**WORK REQUIRED**
Scan the data below and pick out the lines containing the word "name".

**Records about charts and figures**
+++

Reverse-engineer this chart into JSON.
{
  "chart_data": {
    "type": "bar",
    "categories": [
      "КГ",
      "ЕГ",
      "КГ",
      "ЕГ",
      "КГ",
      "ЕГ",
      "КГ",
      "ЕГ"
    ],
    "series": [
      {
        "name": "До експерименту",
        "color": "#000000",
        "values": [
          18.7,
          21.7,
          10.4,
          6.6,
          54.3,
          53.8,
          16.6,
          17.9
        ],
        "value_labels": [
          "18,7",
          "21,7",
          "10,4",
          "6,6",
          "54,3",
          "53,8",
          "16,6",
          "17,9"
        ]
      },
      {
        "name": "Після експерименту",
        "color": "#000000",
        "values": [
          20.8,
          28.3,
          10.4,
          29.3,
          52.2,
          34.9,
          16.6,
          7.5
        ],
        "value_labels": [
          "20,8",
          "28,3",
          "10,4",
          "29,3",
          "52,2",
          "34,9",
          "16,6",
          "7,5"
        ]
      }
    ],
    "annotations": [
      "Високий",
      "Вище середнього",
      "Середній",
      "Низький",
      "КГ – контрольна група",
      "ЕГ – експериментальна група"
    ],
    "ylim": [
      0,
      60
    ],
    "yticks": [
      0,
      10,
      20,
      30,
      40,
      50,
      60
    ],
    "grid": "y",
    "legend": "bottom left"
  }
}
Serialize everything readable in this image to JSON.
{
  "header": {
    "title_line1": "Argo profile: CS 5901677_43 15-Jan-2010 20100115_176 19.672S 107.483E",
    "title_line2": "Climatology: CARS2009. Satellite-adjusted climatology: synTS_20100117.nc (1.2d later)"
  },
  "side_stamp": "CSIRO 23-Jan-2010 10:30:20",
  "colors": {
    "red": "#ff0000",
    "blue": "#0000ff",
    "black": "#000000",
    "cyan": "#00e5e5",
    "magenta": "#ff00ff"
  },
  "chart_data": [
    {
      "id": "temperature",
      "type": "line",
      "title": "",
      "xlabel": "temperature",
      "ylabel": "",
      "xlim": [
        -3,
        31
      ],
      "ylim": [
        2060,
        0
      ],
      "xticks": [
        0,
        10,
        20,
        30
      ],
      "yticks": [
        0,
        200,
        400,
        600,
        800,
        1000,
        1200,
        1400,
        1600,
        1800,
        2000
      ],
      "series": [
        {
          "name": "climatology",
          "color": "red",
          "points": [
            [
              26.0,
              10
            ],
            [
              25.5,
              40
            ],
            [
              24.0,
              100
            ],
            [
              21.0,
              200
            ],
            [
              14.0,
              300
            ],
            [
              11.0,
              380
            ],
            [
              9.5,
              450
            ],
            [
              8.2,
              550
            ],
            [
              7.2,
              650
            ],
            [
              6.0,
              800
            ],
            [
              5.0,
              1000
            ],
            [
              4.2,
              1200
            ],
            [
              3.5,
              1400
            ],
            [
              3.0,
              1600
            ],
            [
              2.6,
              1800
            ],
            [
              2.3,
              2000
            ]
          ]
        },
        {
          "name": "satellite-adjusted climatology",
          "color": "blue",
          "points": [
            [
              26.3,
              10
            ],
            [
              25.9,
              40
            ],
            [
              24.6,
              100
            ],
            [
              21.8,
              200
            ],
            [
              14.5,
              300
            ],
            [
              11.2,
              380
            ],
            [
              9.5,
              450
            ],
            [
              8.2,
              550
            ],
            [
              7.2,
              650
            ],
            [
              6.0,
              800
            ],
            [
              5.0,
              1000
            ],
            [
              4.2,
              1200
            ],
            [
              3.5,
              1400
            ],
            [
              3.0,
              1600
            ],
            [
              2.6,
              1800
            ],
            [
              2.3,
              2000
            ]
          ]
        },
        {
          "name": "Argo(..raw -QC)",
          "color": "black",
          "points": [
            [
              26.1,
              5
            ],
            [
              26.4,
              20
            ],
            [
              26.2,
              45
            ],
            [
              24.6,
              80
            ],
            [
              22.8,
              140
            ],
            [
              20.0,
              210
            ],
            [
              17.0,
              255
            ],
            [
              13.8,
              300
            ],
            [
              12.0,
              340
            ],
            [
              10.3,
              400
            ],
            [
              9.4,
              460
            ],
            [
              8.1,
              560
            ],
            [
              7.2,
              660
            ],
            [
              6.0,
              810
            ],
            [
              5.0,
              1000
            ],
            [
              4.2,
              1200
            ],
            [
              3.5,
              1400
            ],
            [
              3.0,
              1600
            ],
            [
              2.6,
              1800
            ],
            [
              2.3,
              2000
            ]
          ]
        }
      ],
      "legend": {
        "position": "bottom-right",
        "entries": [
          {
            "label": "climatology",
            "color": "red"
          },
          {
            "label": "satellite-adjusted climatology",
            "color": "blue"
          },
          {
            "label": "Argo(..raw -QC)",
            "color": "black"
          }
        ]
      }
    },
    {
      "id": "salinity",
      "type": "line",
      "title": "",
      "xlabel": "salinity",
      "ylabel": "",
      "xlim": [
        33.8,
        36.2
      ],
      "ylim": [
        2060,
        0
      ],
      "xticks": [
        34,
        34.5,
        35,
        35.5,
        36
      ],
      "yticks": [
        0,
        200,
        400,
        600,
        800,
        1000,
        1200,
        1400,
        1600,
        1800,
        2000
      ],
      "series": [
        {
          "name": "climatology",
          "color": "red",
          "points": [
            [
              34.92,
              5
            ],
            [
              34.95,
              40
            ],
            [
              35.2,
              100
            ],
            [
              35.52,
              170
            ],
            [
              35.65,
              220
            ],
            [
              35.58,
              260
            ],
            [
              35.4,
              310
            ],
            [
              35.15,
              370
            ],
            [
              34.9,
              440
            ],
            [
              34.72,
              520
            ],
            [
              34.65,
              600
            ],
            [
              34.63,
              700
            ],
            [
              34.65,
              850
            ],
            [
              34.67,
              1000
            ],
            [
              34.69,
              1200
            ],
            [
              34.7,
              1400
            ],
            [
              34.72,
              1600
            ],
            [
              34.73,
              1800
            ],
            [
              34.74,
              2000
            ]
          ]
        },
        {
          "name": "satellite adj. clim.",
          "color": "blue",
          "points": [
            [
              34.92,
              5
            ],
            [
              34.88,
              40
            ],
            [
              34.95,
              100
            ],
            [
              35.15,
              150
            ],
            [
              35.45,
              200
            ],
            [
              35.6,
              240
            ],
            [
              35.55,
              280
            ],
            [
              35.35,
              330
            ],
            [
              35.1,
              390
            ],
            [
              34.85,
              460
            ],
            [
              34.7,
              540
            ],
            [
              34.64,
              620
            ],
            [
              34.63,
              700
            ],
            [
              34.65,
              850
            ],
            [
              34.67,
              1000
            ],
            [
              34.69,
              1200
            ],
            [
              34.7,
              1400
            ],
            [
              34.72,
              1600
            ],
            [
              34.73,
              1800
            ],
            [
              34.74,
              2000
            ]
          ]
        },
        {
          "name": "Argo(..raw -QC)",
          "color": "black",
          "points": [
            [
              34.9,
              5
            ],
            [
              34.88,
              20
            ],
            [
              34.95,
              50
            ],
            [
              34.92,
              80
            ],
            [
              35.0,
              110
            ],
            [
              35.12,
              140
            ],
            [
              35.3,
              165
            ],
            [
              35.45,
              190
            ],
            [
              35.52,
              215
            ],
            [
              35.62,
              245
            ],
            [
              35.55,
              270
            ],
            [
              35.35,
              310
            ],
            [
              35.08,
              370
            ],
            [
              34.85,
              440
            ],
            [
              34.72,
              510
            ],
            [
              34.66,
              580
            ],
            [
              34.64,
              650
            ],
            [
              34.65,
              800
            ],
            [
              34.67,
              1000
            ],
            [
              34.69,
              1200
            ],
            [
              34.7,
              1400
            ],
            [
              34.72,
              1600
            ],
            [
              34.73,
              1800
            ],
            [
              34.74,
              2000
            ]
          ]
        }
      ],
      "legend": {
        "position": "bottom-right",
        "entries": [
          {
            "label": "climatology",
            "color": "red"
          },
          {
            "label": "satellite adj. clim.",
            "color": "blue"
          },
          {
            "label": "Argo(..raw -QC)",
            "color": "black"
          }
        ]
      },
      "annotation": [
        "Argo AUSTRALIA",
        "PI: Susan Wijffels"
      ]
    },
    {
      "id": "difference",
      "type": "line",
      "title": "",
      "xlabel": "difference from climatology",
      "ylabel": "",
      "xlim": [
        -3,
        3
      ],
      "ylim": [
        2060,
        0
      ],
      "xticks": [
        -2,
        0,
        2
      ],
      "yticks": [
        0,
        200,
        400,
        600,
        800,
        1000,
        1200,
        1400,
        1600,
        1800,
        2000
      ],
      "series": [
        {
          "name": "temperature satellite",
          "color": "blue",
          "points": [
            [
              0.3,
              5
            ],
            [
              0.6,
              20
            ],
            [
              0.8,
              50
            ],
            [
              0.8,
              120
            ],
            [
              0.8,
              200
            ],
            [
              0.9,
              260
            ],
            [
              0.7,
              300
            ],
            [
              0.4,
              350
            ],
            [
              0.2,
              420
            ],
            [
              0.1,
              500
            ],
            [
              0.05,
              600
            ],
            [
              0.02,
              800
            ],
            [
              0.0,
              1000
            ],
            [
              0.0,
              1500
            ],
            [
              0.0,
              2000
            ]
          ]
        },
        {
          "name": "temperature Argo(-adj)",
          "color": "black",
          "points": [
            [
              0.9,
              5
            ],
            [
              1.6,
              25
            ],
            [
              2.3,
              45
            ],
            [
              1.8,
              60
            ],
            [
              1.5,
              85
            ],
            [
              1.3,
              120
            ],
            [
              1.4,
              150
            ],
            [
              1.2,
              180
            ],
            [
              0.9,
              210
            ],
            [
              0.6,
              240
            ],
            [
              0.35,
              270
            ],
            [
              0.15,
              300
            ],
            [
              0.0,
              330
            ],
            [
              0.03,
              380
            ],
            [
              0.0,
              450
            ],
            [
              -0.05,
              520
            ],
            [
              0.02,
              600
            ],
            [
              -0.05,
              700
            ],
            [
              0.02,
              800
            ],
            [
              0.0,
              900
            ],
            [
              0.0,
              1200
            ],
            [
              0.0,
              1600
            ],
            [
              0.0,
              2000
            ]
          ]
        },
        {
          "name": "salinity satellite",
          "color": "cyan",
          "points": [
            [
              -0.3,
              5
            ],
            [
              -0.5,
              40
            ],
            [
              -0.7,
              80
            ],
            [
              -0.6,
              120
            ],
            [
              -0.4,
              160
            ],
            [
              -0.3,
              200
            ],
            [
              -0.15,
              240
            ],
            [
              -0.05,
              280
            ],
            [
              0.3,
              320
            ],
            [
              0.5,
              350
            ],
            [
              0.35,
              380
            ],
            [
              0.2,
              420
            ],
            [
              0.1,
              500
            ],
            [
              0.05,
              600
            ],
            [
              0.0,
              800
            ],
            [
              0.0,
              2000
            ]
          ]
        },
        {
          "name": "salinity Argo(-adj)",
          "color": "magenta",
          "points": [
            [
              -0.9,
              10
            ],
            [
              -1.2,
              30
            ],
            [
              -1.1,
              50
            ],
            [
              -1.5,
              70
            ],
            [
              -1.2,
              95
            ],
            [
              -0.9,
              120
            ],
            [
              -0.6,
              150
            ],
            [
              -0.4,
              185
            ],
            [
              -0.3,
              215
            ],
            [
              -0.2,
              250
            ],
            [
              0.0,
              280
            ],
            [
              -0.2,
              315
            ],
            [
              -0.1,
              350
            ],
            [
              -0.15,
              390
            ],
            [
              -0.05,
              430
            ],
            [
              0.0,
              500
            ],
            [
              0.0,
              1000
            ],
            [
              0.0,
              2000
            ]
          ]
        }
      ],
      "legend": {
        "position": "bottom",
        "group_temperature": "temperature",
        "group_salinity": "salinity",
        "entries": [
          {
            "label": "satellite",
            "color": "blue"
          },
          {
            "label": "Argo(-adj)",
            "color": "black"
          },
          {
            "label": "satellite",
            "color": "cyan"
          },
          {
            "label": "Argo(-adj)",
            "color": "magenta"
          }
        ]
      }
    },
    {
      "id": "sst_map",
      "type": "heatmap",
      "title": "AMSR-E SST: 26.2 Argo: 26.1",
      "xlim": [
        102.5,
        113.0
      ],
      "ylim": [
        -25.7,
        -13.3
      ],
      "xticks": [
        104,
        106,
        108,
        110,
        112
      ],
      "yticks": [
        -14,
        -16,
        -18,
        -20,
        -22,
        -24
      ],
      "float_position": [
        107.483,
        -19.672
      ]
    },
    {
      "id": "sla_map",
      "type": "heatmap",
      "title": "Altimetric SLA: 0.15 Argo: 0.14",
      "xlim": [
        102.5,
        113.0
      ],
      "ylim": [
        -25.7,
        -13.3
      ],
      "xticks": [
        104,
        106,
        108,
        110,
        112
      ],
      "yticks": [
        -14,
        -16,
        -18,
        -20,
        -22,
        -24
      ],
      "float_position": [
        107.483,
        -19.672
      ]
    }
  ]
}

+++

**RESULT**
        "name": "До експерименту",
        "name": "Після експерименту",
          "name": "climatology",
          "name": "satellite-adjusted climatology",
          "name": "Argo(..raw -QC)",
          "name": "climatology",
          "name": "satellite adj. clim.",
          "name": "Argo(..raw -QC)",
          "name": "temperature satellite",
          "name": "temperature Argo(-adj)",
          "name": "salinity satellite",
          "name": "salinity Argo(-adj)",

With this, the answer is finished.